The request = Please quote every line word for word.

===== Data to use =====

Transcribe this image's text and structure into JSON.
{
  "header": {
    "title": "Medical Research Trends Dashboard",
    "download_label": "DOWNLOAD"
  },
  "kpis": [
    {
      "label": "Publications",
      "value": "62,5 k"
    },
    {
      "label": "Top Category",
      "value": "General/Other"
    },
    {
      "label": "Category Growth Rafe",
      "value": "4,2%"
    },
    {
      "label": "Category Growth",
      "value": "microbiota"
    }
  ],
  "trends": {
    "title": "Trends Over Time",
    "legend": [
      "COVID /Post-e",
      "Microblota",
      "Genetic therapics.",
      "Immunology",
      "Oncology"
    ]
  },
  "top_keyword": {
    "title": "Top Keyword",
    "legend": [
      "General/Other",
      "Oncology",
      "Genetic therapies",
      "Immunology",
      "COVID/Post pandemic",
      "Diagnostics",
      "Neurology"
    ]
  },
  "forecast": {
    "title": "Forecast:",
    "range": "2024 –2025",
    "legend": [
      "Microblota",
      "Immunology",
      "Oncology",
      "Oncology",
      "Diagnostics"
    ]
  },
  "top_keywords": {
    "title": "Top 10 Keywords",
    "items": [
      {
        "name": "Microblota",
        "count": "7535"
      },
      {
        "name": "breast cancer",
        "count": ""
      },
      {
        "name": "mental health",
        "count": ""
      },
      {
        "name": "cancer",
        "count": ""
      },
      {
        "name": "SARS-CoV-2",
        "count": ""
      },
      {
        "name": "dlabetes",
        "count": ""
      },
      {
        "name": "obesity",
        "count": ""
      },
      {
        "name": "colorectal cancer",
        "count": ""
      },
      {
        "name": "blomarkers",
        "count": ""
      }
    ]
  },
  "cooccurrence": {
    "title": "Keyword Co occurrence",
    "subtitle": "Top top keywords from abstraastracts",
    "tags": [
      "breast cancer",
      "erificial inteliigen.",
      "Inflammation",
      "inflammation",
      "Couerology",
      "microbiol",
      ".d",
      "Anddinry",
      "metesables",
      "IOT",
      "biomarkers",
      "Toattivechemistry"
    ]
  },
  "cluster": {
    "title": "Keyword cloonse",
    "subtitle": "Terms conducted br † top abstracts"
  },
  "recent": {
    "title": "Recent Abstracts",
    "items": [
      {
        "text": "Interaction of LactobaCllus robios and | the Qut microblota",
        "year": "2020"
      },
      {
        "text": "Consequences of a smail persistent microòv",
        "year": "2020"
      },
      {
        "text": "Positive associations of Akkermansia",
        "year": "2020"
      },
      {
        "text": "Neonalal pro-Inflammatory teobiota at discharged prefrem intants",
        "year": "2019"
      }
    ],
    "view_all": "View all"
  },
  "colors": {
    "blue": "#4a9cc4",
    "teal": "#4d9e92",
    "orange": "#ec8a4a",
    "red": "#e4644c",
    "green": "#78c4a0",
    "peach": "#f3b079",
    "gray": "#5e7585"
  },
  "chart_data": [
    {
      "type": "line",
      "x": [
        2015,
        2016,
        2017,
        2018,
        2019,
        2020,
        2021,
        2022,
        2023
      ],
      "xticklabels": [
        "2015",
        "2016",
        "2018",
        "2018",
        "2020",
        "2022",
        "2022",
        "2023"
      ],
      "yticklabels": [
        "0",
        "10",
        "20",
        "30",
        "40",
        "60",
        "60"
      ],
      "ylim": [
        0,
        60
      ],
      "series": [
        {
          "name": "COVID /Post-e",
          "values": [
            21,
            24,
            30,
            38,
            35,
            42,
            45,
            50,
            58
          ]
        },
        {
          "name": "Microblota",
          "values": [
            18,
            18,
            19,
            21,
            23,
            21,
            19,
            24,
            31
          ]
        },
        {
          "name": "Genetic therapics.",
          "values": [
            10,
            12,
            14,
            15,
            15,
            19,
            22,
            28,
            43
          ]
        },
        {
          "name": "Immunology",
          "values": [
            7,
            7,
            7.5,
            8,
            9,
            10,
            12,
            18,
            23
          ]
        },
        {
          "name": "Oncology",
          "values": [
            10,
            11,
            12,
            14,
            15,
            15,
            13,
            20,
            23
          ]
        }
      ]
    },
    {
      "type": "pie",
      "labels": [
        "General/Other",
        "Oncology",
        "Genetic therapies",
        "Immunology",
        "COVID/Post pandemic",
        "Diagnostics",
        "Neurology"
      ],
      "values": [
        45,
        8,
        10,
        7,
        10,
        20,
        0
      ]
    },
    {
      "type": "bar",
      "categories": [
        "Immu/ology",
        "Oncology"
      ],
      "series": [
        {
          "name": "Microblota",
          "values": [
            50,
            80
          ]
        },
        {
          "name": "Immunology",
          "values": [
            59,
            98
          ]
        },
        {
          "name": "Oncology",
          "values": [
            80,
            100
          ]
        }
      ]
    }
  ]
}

=====

Output =
Transcribe this image's text and structure into JSON.
{
  "header": {
    "title": "Medical Research Trends Dashboard",
    "download_label": "DOWNLOAD"
  },
  "kpis": [
    {
      "label": "Publications",
      "value": "62,5 k"
    },
    {
      "label": "Top Category",
      "value": "General/Other"
    },
    {
      "label": "Category Growth Rafe",
      "value": "4,2%"
    },
    {
      "label": "Category Growth",
      "value": "microbiota"
    }
  ],
  "trends": {
    "title": "Trends Over Time",
    "legend": [
      "COVID /Post-e",
      "Microblota",
      "Genetic therapics.",
      "Immunology",
      "Oncology"
    ]
  },
  "top_keyword": {
    "title": "Top Keyword",
    "legend": [
      "General/Other",
      "Oncology",
      "Genetic therapies",
      "Immunology",
      "COVID/Post pandemic",
      "Diagnostics",
      "Neurology"
    ]
  },
  "forecast": {
    "title": "Forecast:",
    "range": "2024 –2025",
    "legend": [
      "Microblota",
      "Immunology",
      "Oncology",
      "Oncology",
      "Diagnostics"
    ]
  },
  "top_keywords": {
    "title": "Top 10 Keywords",
    "items": [
      {
        "name": "Microblota",
        "count": "7535"
      },
      {
        "name": "breast cancer",
        "count": ""
      },
      {
        "name": "mental health",
        "count": ""
      },
      {
        "name": "cancer",
        "count": ""
      },
      {
        "name": "SARS-CoV-2",
        "count": ""
      },
      {
        "name": "dlabetes",
        "count": ""
      },
      {
        "name": "obesity",
        "count": ""
      },
      {
        "name": "colorectal cancer",
        "count": ""
      },
      {
        "name": "blomarkers",
        "count": ""
      }
    ]
  },
  "cooccurrence": {
    "title": "Keyword Co occurrence",
    "subtitle": "Top top keywords from abstraastracts",
    "tags": [
      "breast cancer",
      "erificial inteliigen.",
      "Inflammation",
      "inflammation",
      "Couerology",
      "microbiol",
      ".d",
      "Anddinry",
      "metesables",
      "IOT",
      "biomarkers",
      "Toattivechemistry"
    ]
  },
  "cluster": {
    "title": "Keyword cloonse",
    "subtitle": "Terms conducted br † top abstracts"
  },
  "recent": {
    "title": "Recent Abstracts",
    "items": [
      {
        "text": "Interaction of LactobaCllus robios and | the Qut microblota",
        "year": "2020"
      },
      {
        "text": "Consequences of a smail persistent microòv",
        "year": "2020"
      },
      {
        "text": "Positive associations of Akkermansia",
        "year": "2020"
      },
      {
        "text": "Neonalal pro-Inflammatory teobiota at discharged prefrem intants",
        "year": "2019"
      }
    ],
    "view_all": "View all"
  },
  "colors": {
    "blue": "#4a9cc4",
    "teal": "#4d9e92",
    "orange": "#ec8a4a",
    "red": "#e4644c",
    "green": "#78c4a0",
    "peach": "#f3b079",
    "gray": "#5e7585"
  },
  "chart_data": [
    {
      "type": "line",
      "x": [
        2015,
        2016,
        2017,
        2018,
        2019,
        2020,
        2021,
        2022,
        2023
      ],
      "xticklabels": [
        "2015",
        "2016",
        "2018",
        "2018",
        "2020",
        "2022",
        "2022",
        "2023"
      ],
      "yticklabels": [
        "0",
        "10",
        "20",
        "30",
        "40",
        "60",
        "60"
      ],
      "ylim": [
        0,
        60
      ],
      "series": [
        {
          "name": "COVID /Post-e",
          "values": [
            21,
            24,
            30,
            38,
            35,
            42,
            45,
            50,
            58
          ]
        },
        {
          "name": "Microblota",
          "values": [
            18,
            18,
            19,
            21,
            23,
            21,
            19,
            24,
            31
          ]
        },
        {
          "name": "Genetic therapics.",
          "values": [
            10,
            12,
            14,
            15,
            15,
            19,
            22,
            28,
            43
          ]
        },
        {
          "name": "Immunology",
          "values": [
            7,
            7,
            7.5,
            8,
            9,
            10,
            12,
            18,
            23
          ]
        },
        {
          "name": "Oncology",
          "values": [
            10,
            11,
            12,
            14,
            15,
            15,
            13,
            20,
            23
          ]
        }
      ]
    },
    {
      "type": "pie",
      "labels": [
        "General/Other",
        "Oncology",
        "Genetic therapies",
        "Immunology",
        "COVID/Post pandemic",
        "Diagnostics",
        "Neurology"
      ],
      "values": [
        45,
        8,
        10,
        7,
        10,
        20,
        0
      ]
    },
    {
      "type": "bar",
      "categories": [
        "Immu/ology",
        "Oncology"
      ],
      "series": [
        {
          "name": "Microblota",
          "values": [
            50,
            80
          ]
        },
        {
          "name": "Immunology",
          "values": [
            59,
            98
          ]
        },
        {
          "name": "Oncology",
          "values": [
            80,
            100
          ]
        }
      ]
    }
  ]
}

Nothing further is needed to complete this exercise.